Return all lines with the word "vida" in them.

[Saved entries]
++++++++++

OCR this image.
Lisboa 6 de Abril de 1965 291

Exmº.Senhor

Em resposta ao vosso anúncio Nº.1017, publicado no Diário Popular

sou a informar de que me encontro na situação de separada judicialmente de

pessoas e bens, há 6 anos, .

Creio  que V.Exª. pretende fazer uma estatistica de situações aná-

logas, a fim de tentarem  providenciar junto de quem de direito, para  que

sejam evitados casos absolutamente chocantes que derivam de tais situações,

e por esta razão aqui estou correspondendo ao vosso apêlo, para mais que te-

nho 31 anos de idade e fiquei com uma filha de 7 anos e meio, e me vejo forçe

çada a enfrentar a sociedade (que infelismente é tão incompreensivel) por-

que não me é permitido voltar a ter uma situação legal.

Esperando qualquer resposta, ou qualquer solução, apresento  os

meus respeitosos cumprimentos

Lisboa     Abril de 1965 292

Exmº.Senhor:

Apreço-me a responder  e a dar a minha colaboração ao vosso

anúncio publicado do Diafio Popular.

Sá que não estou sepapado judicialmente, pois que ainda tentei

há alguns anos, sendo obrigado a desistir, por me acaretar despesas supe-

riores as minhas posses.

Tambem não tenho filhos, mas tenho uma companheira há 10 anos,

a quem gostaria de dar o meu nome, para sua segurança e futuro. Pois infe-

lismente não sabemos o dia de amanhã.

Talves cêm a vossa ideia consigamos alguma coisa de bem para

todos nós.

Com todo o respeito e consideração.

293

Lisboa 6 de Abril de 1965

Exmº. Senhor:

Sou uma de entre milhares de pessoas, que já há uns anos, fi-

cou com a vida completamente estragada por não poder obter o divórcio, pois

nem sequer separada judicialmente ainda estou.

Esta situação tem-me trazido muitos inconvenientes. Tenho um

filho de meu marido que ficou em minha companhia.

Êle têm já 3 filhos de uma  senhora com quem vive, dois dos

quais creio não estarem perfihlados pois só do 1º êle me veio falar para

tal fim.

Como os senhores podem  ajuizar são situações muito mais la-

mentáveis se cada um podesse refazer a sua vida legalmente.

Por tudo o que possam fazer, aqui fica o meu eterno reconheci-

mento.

++++++++++

> _RESULT OF THE EXERCISE_
cou com a vida completamente estragada por não poder obter o divórcio, pois
mentáveis se cada um podesse refazer a sua vida legalmente.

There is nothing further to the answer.